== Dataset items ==
----------------------------------------

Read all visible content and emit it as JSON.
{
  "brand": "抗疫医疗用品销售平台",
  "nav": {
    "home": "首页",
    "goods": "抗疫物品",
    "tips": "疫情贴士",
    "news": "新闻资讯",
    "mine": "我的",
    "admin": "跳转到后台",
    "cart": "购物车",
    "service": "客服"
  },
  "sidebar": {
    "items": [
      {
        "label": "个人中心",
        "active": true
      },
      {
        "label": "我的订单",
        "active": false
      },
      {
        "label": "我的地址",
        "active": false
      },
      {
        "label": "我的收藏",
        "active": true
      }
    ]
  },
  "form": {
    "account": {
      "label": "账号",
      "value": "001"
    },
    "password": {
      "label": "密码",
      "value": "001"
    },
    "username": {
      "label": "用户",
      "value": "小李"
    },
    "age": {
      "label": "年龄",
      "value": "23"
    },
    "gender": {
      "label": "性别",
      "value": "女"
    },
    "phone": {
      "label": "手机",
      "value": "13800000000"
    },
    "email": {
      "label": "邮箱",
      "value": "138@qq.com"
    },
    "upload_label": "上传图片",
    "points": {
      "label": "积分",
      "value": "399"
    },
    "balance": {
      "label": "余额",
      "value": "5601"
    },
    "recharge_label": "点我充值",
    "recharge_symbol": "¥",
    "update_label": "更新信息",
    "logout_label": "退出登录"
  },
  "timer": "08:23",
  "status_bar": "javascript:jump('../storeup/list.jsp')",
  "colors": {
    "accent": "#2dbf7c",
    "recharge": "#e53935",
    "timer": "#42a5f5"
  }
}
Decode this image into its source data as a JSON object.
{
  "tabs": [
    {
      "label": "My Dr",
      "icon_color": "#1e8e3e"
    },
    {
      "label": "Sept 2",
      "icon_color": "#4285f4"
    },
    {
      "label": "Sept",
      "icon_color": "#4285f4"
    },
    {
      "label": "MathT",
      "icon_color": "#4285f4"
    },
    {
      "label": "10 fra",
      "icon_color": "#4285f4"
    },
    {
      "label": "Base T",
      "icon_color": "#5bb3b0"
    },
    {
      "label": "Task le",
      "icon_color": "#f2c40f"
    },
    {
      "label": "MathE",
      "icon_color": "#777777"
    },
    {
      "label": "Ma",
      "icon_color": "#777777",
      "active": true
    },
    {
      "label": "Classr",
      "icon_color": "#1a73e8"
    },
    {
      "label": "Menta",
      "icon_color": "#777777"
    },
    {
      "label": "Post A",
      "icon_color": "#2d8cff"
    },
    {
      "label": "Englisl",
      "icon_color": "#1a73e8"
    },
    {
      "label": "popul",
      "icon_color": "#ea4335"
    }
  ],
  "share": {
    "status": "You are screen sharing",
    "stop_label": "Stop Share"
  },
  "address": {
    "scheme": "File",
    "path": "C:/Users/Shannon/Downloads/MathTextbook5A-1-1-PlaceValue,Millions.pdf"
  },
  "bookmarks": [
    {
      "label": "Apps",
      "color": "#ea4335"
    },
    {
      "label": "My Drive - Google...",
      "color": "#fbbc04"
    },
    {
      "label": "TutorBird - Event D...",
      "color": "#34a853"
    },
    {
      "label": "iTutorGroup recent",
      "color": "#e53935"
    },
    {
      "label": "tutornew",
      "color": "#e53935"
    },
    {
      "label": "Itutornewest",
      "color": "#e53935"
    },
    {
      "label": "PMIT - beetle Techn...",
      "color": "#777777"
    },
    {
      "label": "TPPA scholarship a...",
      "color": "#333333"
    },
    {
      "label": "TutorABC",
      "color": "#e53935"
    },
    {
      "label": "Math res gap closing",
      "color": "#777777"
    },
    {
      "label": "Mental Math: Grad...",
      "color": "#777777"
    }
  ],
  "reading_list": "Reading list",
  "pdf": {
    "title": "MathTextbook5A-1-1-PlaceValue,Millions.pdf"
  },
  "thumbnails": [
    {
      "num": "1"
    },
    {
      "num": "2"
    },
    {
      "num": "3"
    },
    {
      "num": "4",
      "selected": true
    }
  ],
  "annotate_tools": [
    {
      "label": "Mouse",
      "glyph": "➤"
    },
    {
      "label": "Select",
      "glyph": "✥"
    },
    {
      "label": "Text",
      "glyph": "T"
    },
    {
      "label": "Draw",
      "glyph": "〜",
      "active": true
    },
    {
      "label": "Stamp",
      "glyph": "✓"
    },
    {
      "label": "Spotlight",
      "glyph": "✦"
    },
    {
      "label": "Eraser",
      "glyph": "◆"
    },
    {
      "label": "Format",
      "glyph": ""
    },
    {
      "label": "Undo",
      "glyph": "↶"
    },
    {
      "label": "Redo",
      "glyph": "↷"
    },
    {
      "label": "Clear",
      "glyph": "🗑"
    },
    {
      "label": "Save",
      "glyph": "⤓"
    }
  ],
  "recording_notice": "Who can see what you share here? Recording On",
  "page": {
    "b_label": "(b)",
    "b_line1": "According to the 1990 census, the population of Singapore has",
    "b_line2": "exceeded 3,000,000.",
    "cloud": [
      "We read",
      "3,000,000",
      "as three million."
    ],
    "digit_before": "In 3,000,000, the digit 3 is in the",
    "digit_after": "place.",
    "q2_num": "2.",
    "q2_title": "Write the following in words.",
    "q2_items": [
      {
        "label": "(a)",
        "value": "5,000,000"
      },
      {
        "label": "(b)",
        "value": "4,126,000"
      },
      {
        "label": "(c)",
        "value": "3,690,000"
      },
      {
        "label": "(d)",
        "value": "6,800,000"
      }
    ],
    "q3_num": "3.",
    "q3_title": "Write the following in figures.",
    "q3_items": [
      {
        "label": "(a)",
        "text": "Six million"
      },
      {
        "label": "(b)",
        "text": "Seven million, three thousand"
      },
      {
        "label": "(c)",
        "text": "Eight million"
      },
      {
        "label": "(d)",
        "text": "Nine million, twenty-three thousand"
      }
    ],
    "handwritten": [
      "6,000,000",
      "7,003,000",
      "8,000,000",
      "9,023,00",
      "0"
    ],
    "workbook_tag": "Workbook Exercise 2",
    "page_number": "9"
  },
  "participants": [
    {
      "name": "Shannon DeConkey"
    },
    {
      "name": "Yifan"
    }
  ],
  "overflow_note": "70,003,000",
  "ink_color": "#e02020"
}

----------------------------------------

== EXERCISE TASK ==
Pick every line with "Millions" in it and copy it.

== RESPONSE TO THE TASK ==
    "path": "C:/Users/Shannon/Downloads/MathTextbook5A-1-1-PlaceValue,Millions.pdf"
    "title": "MathTextbook5A-1-1-PlaceValue,Millions.pdf"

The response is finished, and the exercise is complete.